TASK INSTRUCTIONS => Find the lines of data that contain the string "Girth", then list them.

RECORD EXTRACTS =>
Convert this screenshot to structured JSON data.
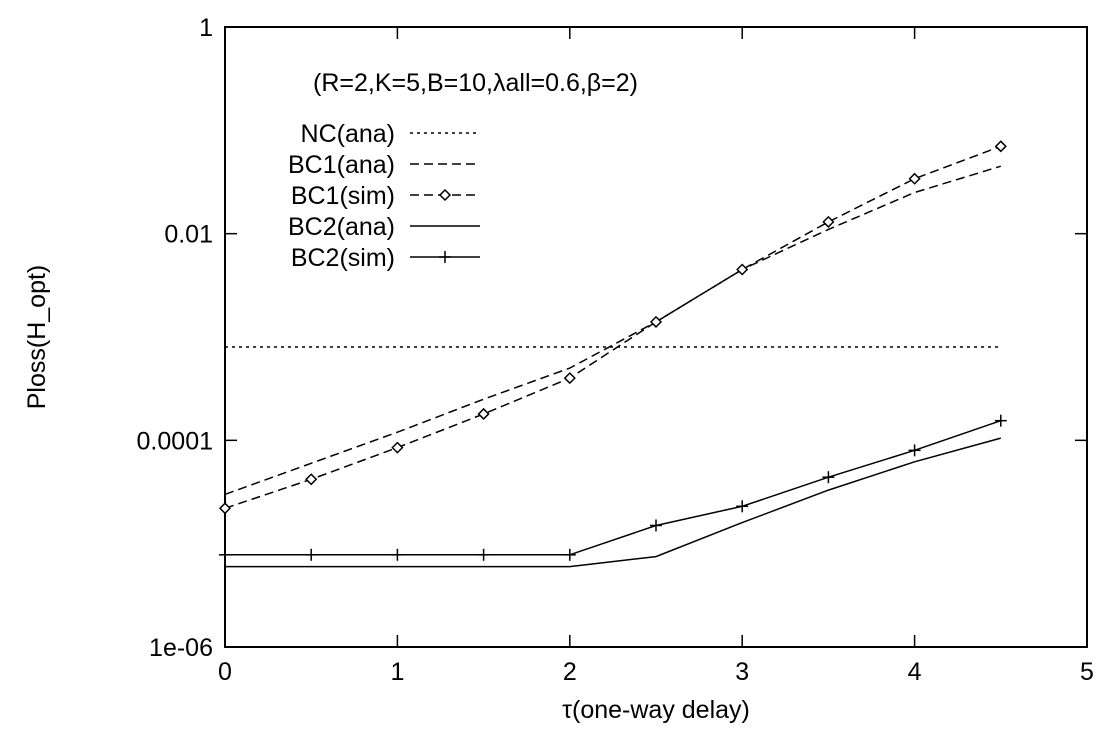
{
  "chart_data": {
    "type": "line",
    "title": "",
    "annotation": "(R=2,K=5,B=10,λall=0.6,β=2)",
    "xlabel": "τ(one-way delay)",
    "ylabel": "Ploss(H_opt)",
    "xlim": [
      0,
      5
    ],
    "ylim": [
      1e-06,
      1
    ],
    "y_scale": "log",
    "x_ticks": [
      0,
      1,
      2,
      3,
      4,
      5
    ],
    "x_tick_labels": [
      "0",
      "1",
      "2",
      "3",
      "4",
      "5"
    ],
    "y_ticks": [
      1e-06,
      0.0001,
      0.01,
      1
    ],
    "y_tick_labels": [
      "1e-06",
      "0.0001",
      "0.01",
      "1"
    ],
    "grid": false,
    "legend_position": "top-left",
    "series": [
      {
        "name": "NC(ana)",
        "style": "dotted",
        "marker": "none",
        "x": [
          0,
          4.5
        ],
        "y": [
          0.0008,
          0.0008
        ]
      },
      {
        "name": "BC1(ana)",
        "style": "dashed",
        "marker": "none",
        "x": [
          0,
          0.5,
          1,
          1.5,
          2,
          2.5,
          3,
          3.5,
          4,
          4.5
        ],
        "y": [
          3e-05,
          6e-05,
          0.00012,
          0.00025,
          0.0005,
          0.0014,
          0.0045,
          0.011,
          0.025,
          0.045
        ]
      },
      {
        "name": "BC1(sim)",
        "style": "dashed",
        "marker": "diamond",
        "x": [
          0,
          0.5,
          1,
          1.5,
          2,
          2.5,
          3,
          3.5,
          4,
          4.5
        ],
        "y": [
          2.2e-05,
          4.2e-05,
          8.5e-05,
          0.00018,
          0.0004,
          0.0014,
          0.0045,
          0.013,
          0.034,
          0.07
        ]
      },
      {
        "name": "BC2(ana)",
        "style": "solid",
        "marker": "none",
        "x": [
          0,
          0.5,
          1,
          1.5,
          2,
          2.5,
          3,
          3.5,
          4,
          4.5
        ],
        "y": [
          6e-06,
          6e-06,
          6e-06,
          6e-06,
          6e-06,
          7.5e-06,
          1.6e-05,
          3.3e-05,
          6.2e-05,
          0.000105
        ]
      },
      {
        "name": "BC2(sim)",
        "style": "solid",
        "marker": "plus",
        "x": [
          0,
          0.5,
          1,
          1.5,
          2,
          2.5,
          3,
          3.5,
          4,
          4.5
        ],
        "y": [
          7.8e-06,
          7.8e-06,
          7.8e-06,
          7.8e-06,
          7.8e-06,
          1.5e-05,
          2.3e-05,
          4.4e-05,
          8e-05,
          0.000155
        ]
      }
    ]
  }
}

--

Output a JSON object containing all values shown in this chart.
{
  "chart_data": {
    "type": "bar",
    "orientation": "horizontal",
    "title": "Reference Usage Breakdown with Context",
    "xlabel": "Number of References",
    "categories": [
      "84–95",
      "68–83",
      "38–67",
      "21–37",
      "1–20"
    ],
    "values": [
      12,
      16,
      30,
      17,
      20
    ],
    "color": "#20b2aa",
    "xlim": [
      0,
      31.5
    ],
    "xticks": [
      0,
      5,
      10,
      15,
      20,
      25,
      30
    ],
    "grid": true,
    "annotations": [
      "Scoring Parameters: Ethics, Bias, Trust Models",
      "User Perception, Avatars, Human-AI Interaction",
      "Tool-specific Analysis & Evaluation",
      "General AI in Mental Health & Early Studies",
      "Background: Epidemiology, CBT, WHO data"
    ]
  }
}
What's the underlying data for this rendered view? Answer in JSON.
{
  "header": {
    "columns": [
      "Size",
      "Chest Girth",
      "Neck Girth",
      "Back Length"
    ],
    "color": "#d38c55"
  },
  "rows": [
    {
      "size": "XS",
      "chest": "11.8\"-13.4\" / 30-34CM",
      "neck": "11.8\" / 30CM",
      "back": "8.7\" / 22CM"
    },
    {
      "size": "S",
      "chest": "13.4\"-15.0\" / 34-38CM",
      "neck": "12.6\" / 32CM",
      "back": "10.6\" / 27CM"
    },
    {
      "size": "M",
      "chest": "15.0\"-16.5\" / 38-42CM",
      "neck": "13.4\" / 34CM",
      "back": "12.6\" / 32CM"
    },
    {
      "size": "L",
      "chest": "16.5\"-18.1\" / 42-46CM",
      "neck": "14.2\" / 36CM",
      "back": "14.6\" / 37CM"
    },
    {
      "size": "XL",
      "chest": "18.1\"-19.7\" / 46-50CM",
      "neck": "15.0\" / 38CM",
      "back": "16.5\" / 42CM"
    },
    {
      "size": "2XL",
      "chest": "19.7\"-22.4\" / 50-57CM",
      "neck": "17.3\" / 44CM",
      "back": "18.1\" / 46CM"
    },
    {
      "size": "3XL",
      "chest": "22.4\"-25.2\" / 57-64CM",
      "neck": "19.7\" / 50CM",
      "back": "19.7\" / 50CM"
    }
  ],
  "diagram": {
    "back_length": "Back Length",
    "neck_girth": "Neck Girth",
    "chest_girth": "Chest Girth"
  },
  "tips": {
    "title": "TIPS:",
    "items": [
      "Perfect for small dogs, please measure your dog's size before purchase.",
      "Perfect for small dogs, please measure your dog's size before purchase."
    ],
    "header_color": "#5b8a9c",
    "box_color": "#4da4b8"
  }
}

==

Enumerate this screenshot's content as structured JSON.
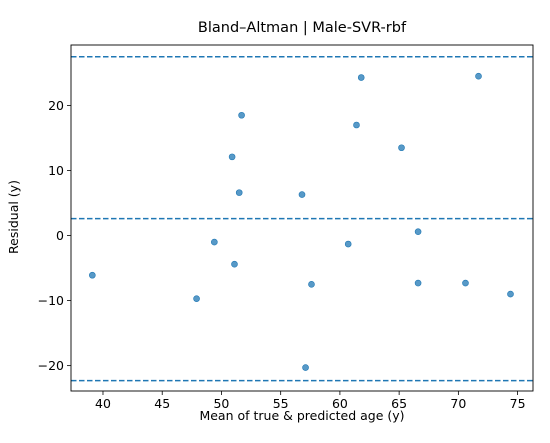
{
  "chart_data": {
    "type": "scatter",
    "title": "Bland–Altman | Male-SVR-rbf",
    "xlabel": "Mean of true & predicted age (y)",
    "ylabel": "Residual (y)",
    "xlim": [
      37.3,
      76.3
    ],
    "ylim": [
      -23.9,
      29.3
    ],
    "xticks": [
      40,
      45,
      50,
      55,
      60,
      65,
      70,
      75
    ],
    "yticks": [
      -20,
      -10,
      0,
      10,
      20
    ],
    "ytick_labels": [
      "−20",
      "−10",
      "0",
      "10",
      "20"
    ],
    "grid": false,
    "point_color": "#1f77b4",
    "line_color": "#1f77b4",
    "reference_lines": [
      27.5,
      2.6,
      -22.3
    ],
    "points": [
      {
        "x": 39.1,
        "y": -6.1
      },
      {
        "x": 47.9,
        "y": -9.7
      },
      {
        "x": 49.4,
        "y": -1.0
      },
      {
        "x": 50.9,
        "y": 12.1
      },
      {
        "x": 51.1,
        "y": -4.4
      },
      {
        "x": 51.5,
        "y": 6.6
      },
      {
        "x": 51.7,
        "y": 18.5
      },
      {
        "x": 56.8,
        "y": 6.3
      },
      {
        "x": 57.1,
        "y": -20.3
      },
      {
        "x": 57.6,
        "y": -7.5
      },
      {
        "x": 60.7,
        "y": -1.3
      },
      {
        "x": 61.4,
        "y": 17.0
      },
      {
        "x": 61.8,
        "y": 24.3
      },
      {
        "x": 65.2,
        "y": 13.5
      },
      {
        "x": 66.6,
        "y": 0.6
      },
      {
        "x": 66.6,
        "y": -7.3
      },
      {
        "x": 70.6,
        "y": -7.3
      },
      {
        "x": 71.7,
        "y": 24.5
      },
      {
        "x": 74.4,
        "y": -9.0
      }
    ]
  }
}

RIGHT ANSWER =>
      "Chest Girth",
      "Neck Girth",
    "neck_girth": "Neck Girth",
    "chest_girth": "Chest Girth"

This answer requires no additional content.